Exercise aim:
Please format everything from the line containing "Decompose this screenshot" down to the line containing "y-tick-label: 1 <box>64 188 72 202</box>", both included, as a numbered list with blank lines left out.

Material to process:
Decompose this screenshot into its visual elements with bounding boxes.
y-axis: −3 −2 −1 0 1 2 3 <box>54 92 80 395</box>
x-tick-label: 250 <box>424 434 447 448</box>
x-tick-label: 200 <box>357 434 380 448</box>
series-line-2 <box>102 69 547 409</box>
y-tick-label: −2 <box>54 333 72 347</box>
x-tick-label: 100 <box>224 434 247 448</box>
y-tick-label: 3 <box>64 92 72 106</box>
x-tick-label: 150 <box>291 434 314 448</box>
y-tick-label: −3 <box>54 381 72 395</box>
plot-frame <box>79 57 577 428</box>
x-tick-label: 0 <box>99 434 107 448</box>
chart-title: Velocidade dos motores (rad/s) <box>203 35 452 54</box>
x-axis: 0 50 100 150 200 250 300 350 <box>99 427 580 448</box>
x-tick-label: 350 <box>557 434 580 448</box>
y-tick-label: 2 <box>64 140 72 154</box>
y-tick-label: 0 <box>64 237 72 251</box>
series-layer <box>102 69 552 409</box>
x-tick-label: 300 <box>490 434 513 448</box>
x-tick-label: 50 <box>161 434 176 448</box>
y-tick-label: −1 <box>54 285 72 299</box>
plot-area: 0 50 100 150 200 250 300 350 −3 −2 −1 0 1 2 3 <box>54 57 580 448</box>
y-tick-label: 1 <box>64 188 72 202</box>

* * *

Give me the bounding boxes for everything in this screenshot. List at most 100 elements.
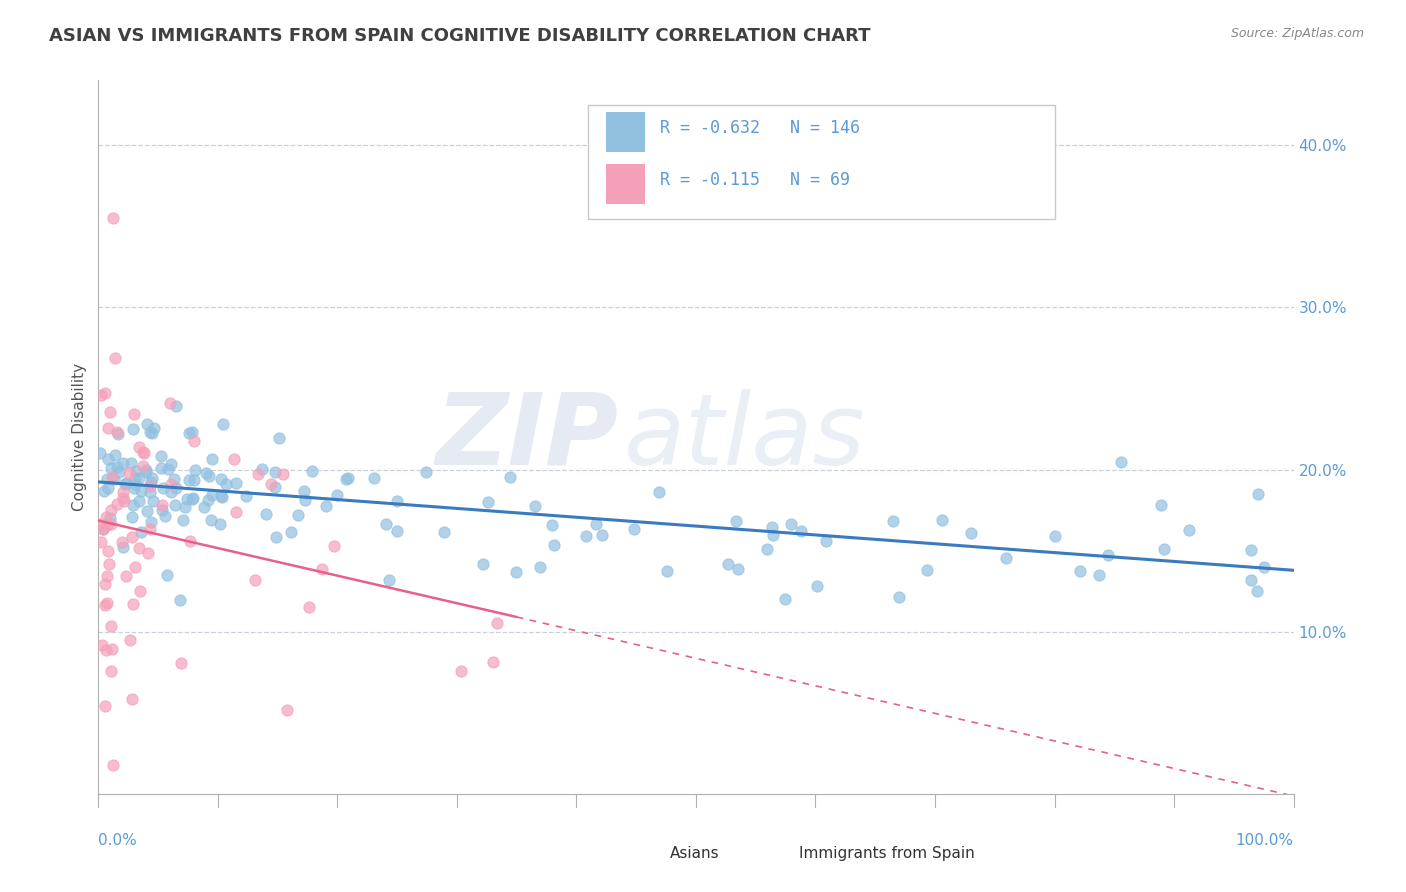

Response to the task:
1. Decompose this screenshot into its visual elements with bounding boxes.
2. y-axis: −3 −2 −1 0 1 2 3 <box>54 92 80 395</box>
3. x-tick-label: 250 <box>424 434 447 448</box>
4. x-tick-label: 200 <box>357 434 380 448</box>
5. series-line-2 <box>102 69 547 409</box>
6. y-tick-label: −2 <box>54 333 72 347</box>
7. x-tick-label: 100 <box>224 434 247 448</box>
8. y-tick-label: 3 <box>64 92 72 106</box>
9. x-tick-label: 150 <box>291 434 314 448</box>
10. y-tick-label: −3 <box>54 381 72 395</box>
11. plot-frame <box>79 57 577 428</box>
12. x-tick-label: 0 <box>99 434 107 448</box>
13. chart-title: Velocidade dos motores (rad/s) <box>203 35 452 54</box>
14. x-axis: 0 50 100 150 200 250 300 350 <box>99 427 580 448</box>
15. x-tick-label: 350 <box>557 434 580 448</box>
16. y-tick-label: 2 <box>64 140 72 154</box>
17. y-tick-label: 0 <box>64 237 72 251</box>
18. series-layer <box>102 69 552 409</box>
19. x-tick-label: 300 <box>490 434 513 448</box>
20. x-tick-label: 50 <box>161 434 176 448</box>
21. y-tick-label: −1 <box>54 285 72 299</box>
22. plot-area: 0 50 100 150 200 250 300 350 −3 −2 −1 0 1 2 3 <box>54 57 580 448</box>
23. y-tick-label: 1 <box>64 188 72 202</box>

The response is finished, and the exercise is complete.